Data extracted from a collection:
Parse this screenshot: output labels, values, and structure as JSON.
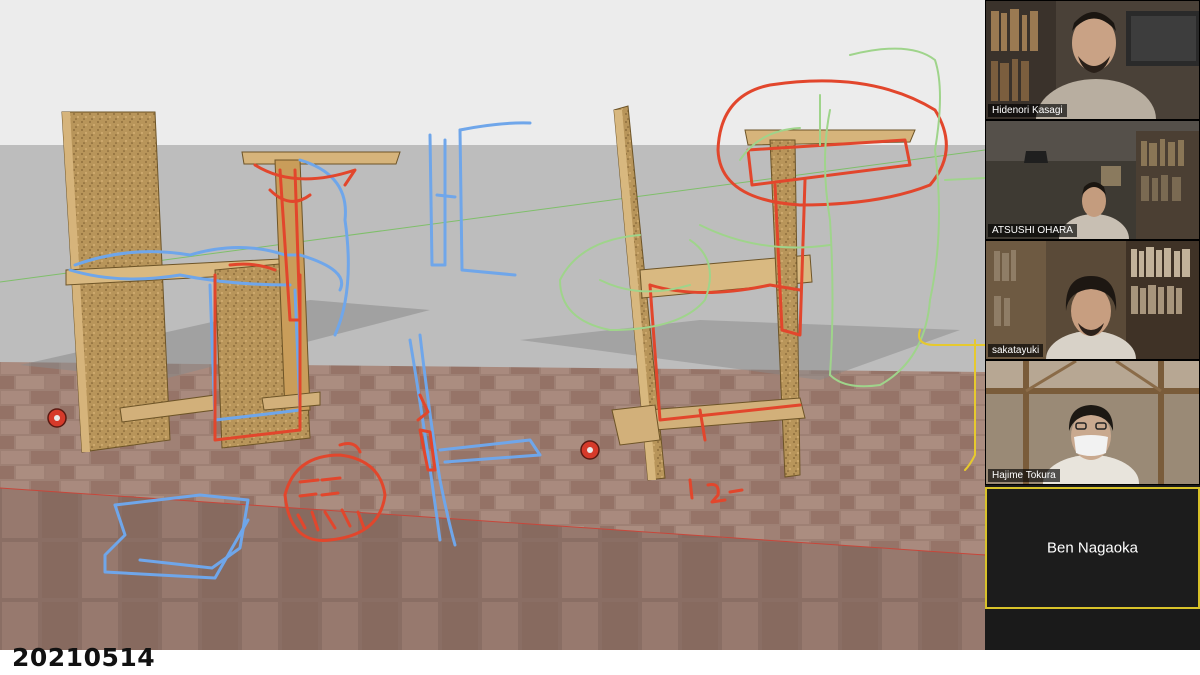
{
  "stage": {
    "annotation_colors": {
      "red": "#e2462c",
      "blue": "#6fa6ea",
      "green": "#9fd48b",
      "yellow": "#e6c92e"
    },
    "model_colors": {
      "wood": "#c9a060",
      "paving": "#a08276",
      "backdrop": "#f1f1f1"
    }
  },
  "caption": {
    "date": "20210514"
  },
  "participants": [
    {
      "name": "Hidenori Kasagi"
    },
    {
      "name": "ATSUSHI OHARA"
    },
    {
      "name": "sakatayuki"
    },
    {
      "name": "Hajime Tokura"
    },
    {
      "name": "Ben Nagaoka",
      "video": false,
      "active_speaker": true
    }
  ]
}
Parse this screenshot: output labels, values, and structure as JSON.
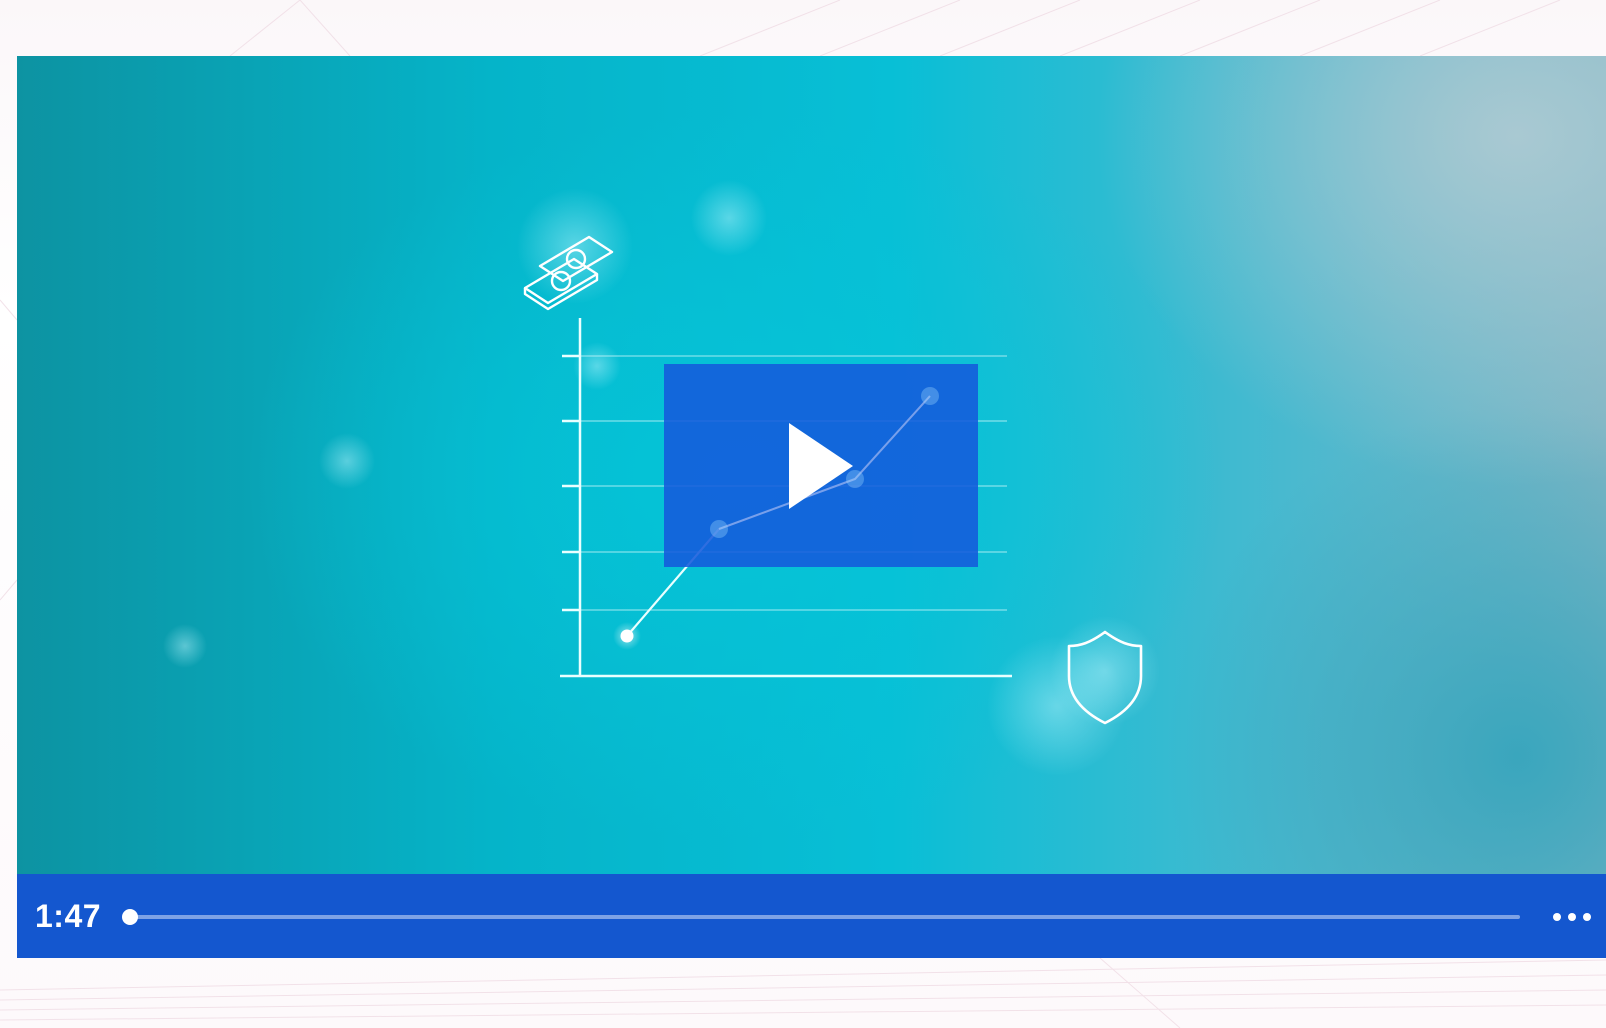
{
  "player": {
    "current_time": "1:47",
    "progress_fraction": 0.0,
    "accent_color": "#1457cf",
    "video_bg_color": "#05bfd4",
    "play_icon": "play-icon",
    "more_icon": "more-horizontal-icon"
  },
  "video_art": {
    "icons": [
      "euro-banknotes-icon",
      "line-chart-icon",
      "shield-icon"
    ]
  }
}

### EXERCISE DIRECTIONS
Quote the data above in full, leaving out the pictures it holds.

### COMPLETED TASK
Parse this screenshot: output labels, values, and structure as JSON.
{
  "stage": {
    "annotation_colors": {
      "red": "#e2462c",
      "blue": "#6fa6ea",
      "green": "#9fd48b",
      "yellow": "#e6c92e"
    },
    "model_colors": {
      "wood": "#c9a060",
      "paving": "#a08276",
      "backdrop": "#f1f1f1"
    }
  },
  "caption": {
    "date": "20210514"
  },
  "participants": [
    {
      "name": "Hidenori Kasagi"
    },
    {
      "name": "ATSUSHI OHARA"
    },
    {
      "name": "sakatayuki"
    },
    {
      "name": "Hajime Tokura"
    },
    {
      "name": "Ben Nagaoka",
      "video": false,
      "active_speaker": true
    }
  ]
}
Parse this screenshot: output labels, values, and structure as JSON.
{
  "player": {
    "current_time": "1:47",
    "progress_fraction": 0.0,
    "accent_color": "#1457cf",
    "video_bg_color": "#05bfd4",
    "play_icon": "play-icon",
    "more_icon": "more-horizontal-icon"
  },
  "video_art": {
    "icons": [
      "euro-banknotes-icon",
      "line-chart-icon",
      "shield-icon"
    ]
  }
}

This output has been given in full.